### Given problem
An exact copy of every record is needed.
>>>>>
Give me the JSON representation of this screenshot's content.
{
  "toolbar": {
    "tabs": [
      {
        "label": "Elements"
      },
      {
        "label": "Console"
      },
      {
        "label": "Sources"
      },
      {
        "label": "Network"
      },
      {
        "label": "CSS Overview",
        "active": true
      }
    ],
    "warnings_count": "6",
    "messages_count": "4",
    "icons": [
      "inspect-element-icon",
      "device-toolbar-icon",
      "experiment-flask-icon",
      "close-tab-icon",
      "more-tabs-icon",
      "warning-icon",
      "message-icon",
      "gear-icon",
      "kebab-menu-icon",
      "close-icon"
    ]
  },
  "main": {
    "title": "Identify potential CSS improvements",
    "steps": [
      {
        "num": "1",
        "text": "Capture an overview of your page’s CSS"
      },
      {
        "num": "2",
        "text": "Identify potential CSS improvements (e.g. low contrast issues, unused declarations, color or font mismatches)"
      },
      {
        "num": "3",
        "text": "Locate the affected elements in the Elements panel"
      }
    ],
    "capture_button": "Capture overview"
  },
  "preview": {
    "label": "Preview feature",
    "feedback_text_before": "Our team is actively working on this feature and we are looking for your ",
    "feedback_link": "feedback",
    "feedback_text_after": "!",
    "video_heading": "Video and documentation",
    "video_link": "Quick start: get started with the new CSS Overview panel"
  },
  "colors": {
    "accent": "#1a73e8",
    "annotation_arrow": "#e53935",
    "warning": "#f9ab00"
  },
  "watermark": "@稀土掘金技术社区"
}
<<<<<
### Expected answer
Give me the JSON representation of this screenshot's content.
{
  "toolbar": {
    "tabs": [
      {
        "label": "Elements"
      },
      {
        "label": "Console"
      },
      {
        "label": "Sources"
      },
      {
        "label": "Network"
      },
      {
        "label": "CSS Overview",
        "active": true
      }
    ],
    "warnings_count": "6",
    "messages_count": "4",
    "icons": [
      "inspect-element-icon",
      "device-toolbar-icon",
      "experiment-flask-icon",
      "close-tab-icon",
      "more-tabs-icon",
      "warning-icon",
      "message-icon",
      "gear-icon",
      "kebab-menu-icon",
      "close-icon"
    ]
  },
  "main": {
    "title": "Identify potential CSS improvements",
    "steps": [
      {
        "num": "1",
        "text": "Capture an overview of your page’s CSS"
      },
      {
        "num": "2",
        "text": "Identify potential CSS improvements (e.g. low contrast issues, unused declarations, color or font mismatches)"
      },
      {
        "num": "3",
        "text": "Locate the affected elements in the Elements panel"
      }
    ],
    "capture_button": "Capture overview"
  },
  "preview": {
    "label": "Preview feature",
    "feedback_text_before": "Our team is actively working on this feature and we are looking for your ",
    "feedback_link": "feedback",
    "feedback_text_after": "!",
    "video_heading": "Video and documentation",
    "video_link": "Quick start: get started with the new CSS Overview panel"
  },
  "colors": {
    "accent": "#1a73e8",
    "annotation_arrow": "#e53935",
    "warning": "#f9ab00"
  },
  "watermark": "@稀土掘金技术社区"
}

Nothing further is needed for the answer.